* **DOCUMENT TEXT**

Less than two months ago, Arjun Erigaisi made headlines by scoring his first-ever victory over world champion Magnus Carlsen at the Aimchess Rapid online tournament. Now, in Kolkata, he came close to defending his title in the rapid section of the Tata Steel India event and then grabbed clear first place at the blitz tournament, winning the tournament with a round to spare and outscoring none other than Hikaru Nakamura. 

The 19-year-old kicked off the day with a loss against an out-of-form Nodirbek Abdusattorov, but then went on to rack up five wins in the next seven rounds to secure first place ahead of quick-play specialist Nakamura. In fact, the win that gave Arjun the triumph was achieved over the US star, who would have leapfrogged the young Indian in the standings had he scored a full point in their direct encounter.

Arjun gained 23.8 Elo points in the blitz ratings list, where he climbed to tenth place, as he now stands ahead of the likes of Maxime Vachier-Lagrave, Wesley So and Indian hero Vishy Anand. Arjun is one of five under-20 players rated 2700 or above in classical chess — the new generation is here!

Naka ended the tournament with a win over Praggnanandhaa to get clear second place, a whole two points ahead of Shakhriyar Mamedyarov. Parham Maghsoodloo and Vidit Gujrathi shared fourth place as the only players who finished with a fifty-percent score. 

Beating Naka when it mattered most

Doubtlessly, Nakamura is the pre-tournament favourite in every blitz event in which Magnus Carlsen and/or Alireza Firouzja are absent (and even when they are participating, Naka is often a contender for first place). In Kolkata, however, he was defeated three times by Arjun, once in the rapid and twice in the blitz!

In the deciding game from round 17, Naka was inches away from recovering from his two prior losses, but after failing to make the most of his winning chances, he even went on to blunder and lose the game — allowing Arjun to win the event with a round to spare.

* **GOAL**
Please update the stretch of the chess report from "The 19-year-old kicked" through "generation is here!" and give it again with "quick-play specialist" replaced by "blitz specialist".

* **DATA EXCERPT**
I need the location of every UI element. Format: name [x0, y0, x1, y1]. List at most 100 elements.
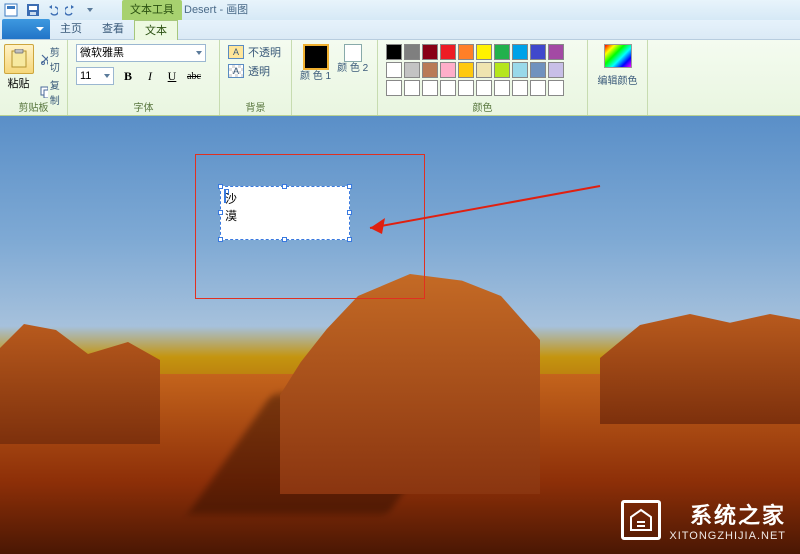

* **WRITTEN ANSWER**
The 19-year-old kicked off the day with a loss against an out-of-form Nodirbek Abdusattorov, but then went on to rack up five wins in the next seven rounds to secure first place ahead of blitz specialist Nakamura. In fact, the win that gave Arjun the triumph was achieved over the US star, who would have leapfrogged the young Indian in the standings had he scored a full point in their direct encounter.

Arjun gained 23.8 Elo points in the blitz ratings list, where he climbed to tenth place, as he now stands ahead of the likes of Maxime Vachier-Lagrave, Wesley So and Indian hero Vishy Anand. Arjun is one of five under-20 players rated 2700 or above in classical chess — the new generation is here!